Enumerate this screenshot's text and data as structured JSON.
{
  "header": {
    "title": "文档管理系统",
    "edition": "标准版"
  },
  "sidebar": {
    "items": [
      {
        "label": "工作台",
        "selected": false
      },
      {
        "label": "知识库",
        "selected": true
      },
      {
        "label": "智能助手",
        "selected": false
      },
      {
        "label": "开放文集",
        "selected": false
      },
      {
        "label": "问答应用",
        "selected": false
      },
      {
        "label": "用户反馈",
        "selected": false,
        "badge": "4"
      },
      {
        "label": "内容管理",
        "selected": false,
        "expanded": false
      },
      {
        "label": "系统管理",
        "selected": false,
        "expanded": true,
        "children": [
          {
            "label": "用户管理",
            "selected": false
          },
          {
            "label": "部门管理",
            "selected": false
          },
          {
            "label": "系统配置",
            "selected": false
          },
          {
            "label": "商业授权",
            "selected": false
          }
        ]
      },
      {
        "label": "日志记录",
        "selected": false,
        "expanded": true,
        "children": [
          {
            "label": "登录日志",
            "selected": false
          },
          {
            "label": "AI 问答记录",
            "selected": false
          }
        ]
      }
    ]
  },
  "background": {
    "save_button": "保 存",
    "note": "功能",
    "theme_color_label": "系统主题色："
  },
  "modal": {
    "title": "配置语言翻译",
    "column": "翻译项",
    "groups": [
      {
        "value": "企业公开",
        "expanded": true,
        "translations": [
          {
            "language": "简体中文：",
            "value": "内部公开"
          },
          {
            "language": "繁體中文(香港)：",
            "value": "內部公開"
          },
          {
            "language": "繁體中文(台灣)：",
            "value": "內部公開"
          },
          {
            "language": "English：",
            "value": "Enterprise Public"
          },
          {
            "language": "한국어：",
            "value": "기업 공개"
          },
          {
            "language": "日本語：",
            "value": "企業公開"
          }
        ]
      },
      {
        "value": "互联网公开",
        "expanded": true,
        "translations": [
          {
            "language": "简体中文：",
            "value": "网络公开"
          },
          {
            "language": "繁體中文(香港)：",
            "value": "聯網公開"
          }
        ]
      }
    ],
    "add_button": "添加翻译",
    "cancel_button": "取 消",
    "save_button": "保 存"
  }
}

==================================================

EXERCISE TASK => Retype the data in full and match it exactly.

RESPONSE TO THIS EXERCISE =>
Enumerate this screenshot's text and data as structured JSON.
{
  "header": {
    "title": "文档管理系统",
    "edition": "标准版"
  },
  "sidebar": {
    "items": [
      {
        "label": "工作台",
        "selected": false
      },
      {
        "label": "知识库",
        "selected": true
      },
      {
        "label": "智能助手",
        "selected": false
      },
      {
        "label": "开放文集",
        "selected": false
      },
      {
        "label": "问答应用",
        "selected": false
      },
      {
        "label": "用户反馈",
        "selected": false,
        "badge": "4"
      },
      {
        "label": "内容管理",
        "selected": false,
        "expanded": false
      },
      {
        "label": "系统管理",
        "selected": false,
        "expanded": true,
        "children": [
          {
            "label": "用户管理",
            "selected": false
          },
          {
            "label": "部门管理",
            "selected": false
          },
          {
            "label": "系统配置",
            "selected": false
          },
          {
            "label": "商业授权",
            "selected": false
          }
        ]
      },
      {
        "label": "日志记录",
        "selected": false,
        "expanded": true,
        "children": [
          {
            "label": "登录日志",
            "selected": false
          },
          {
            "label": "AI 问答记录",
            "selected": false
          }
        ]
      }
    ]
  },
  "background": {
    "save_button": "保 存",
    "note": "功能",
    "theme_color_label": "系统主题色："
  },
  "modal": {
    "title": "配置语言翻译",
    "column": "翻译项",
    "groups": [
      {
        "value": "企业公开",
        "expanded": true,
        "translations": [
          {
            "language": "简体中文：",
            "value": "内部公开"
          },
          {
            "language": "繁體中文(香港)：",
            "value": "內部公開"
          },
          {
            "language": "繁體中文(台灣)：",
            "value": "內部公開"
          },
          {
            "language": "English：",
            "value": "Enterprise Public"
          },
          {
            "language": "한국어：",
            "value": "기업 공개"
          },
          {
            "language": "日本語：",
            "value": "企業公開"
          }
        ]
      },
      {
        "value": "互联网公开",
        "expanded": true,
        "translations": [
          {
            "language": "简体中文：",
            "value": "网络公开"
          },
          {
            "language": "繁體中文(香港)：",
            "value": "聯網公開"
          }
        ]
      }
    ],
    "add_button": "添加翻译",
    "cancel_button": "取 消",
    "save_button": "保 存"
  }
}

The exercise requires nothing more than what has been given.